Return each line of the records with nothing changed, pictures excepted.
* * * * * * *
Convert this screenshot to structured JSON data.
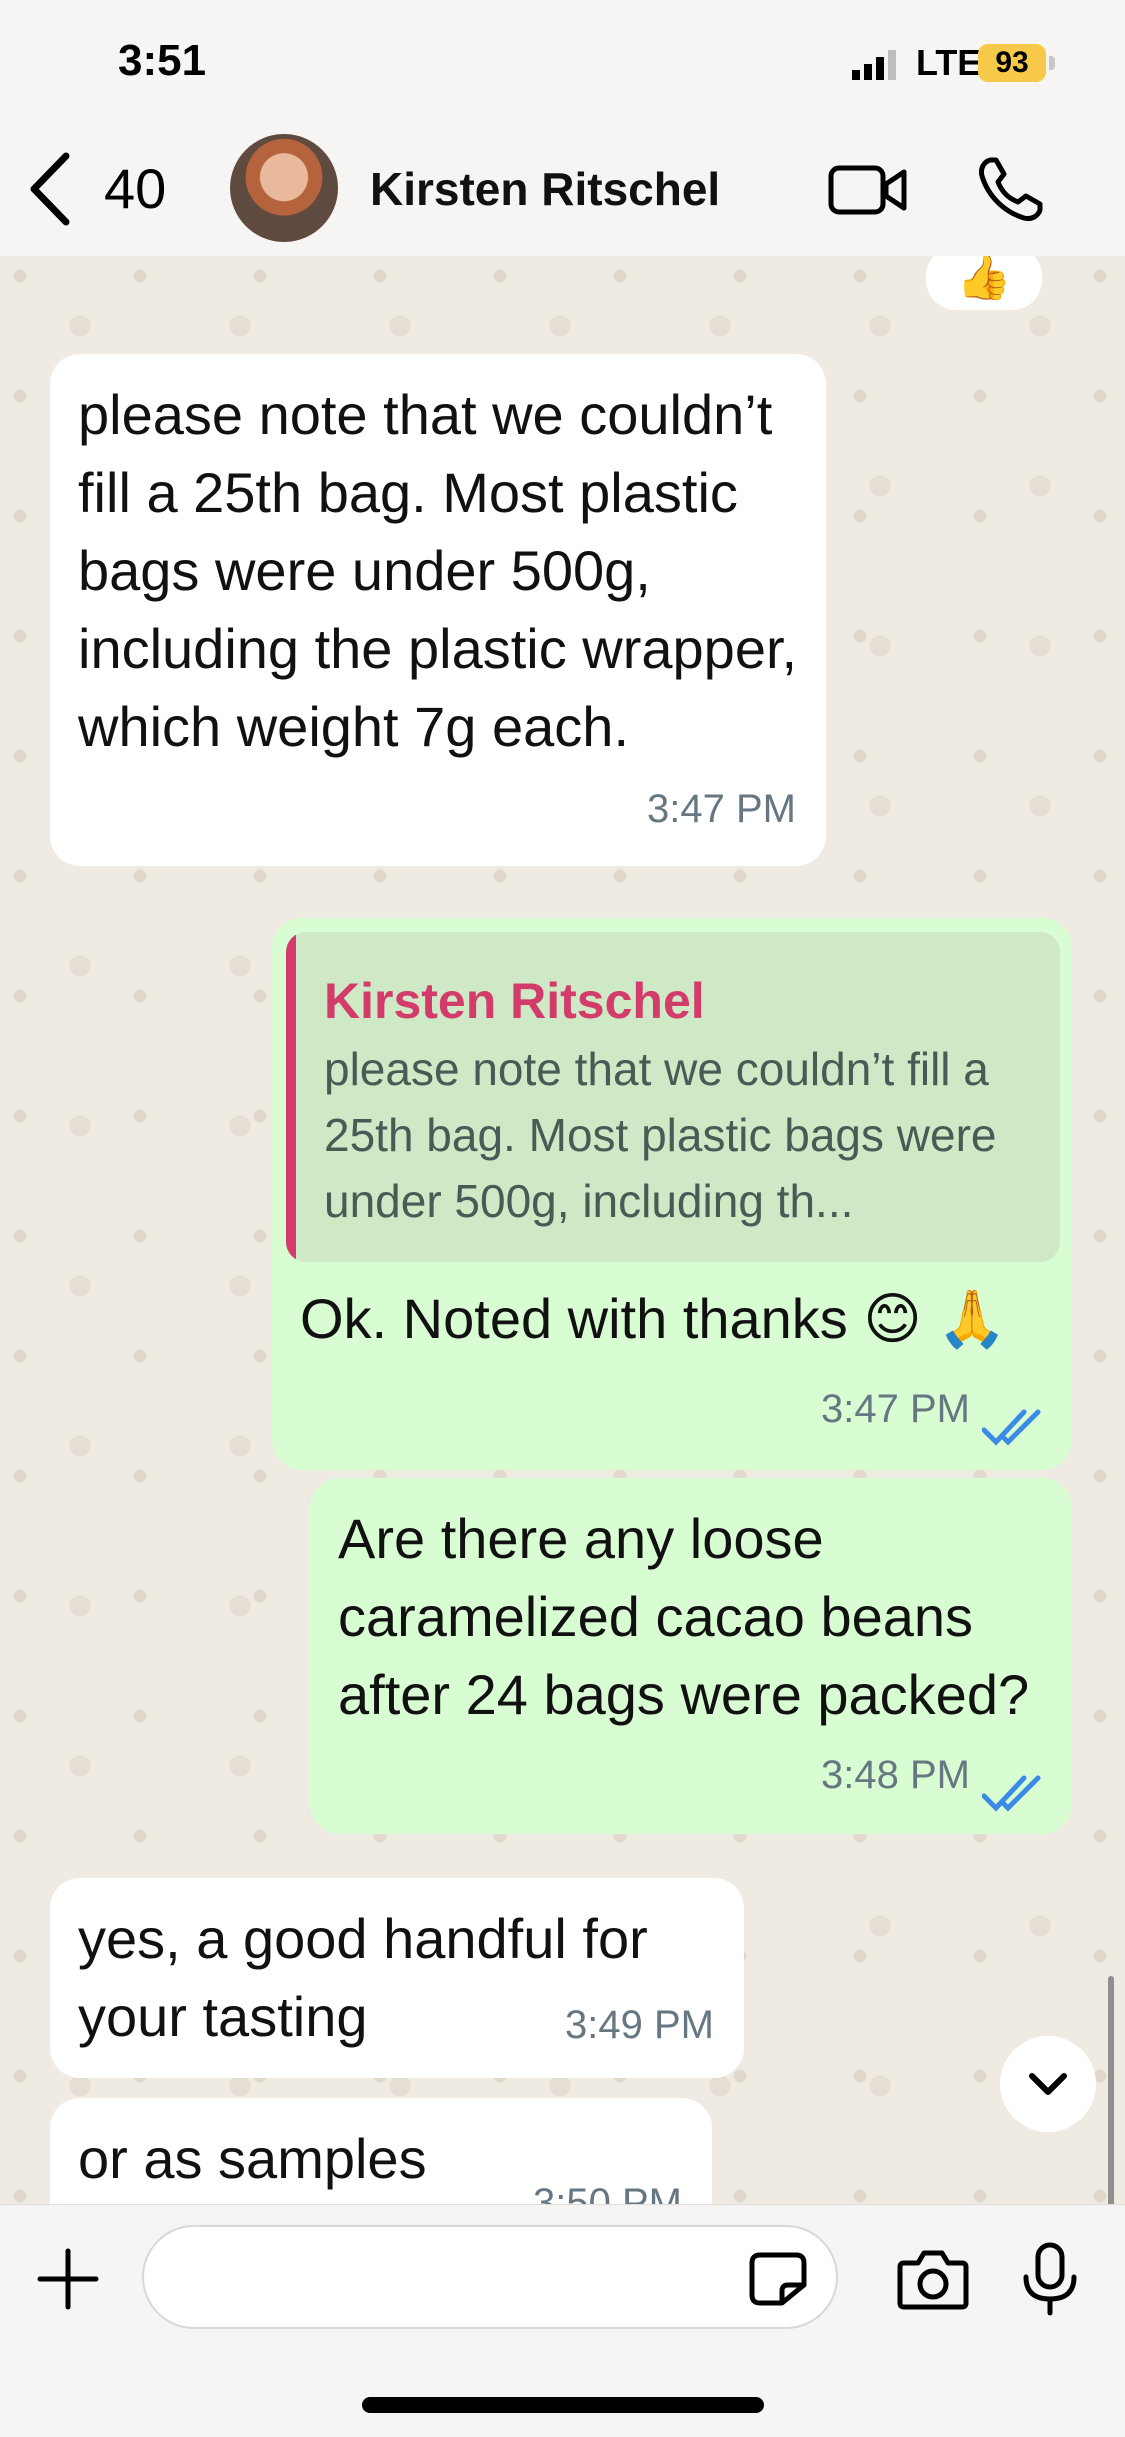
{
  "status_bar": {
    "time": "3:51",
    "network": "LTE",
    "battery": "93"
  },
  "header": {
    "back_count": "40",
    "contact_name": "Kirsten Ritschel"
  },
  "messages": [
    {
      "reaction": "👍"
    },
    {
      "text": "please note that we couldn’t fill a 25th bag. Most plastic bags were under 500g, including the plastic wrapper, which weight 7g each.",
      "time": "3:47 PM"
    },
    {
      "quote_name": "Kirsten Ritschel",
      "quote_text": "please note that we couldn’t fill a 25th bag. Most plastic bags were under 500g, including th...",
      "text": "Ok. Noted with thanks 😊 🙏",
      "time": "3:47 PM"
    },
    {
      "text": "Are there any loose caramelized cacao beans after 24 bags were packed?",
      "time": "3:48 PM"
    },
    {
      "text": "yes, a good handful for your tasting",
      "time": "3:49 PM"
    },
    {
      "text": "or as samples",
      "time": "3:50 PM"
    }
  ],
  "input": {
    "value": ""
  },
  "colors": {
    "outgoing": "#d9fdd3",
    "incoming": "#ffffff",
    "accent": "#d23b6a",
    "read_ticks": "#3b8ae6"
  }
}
* * * * * * *
● WRITTEN SOLUTION
Convert this screenshot to structured JSON data.
{
  "status_bar": {
    "time": "3:51",
    "network": "LTE",
    "battery": "93"
  },
  "header": {
    "back_count": "40",
    "contact_name": "Kirsten Ritschel"
  },
  "messages": [
    {
      "reaction": "👍"
    },
    {
      "text": "please note that we couldn’t fill a 25th bag. Most plastic bags were under 500g, including the plastic wrapper, which weight 7g each.",
      "time": "3:47 PM"
    },
    {
      "quote_name": "Kirsten Ritschel",
      "quote_text": "please note that we couldn’t fill a 25th bag. Most plastic bags were under 500g, including th...",
      "text": "Ok. Noted with thanks 😊 🙏",
      "time": "3:47 PM"
    },
    {
      "text": "Are there any loose caramelized cacao beans after 24 bags were packed?",
      "time": "3:48 PM"
    },
    {
      "text": "yes, a good handful for your tasting",
      "time": "3:49 PM"
    },
    {
      "text": "or as samples",
      "time": "3:50 PM"
    }
  ],
  "input": {
    "value": ""
  },
  "colors": {
    "outgoing": "#d9fdd3",
    "incoming": "#ffffff",
    "accent": "#d23b6a",
    "read_ticks": "#3b8ae6"
  }
}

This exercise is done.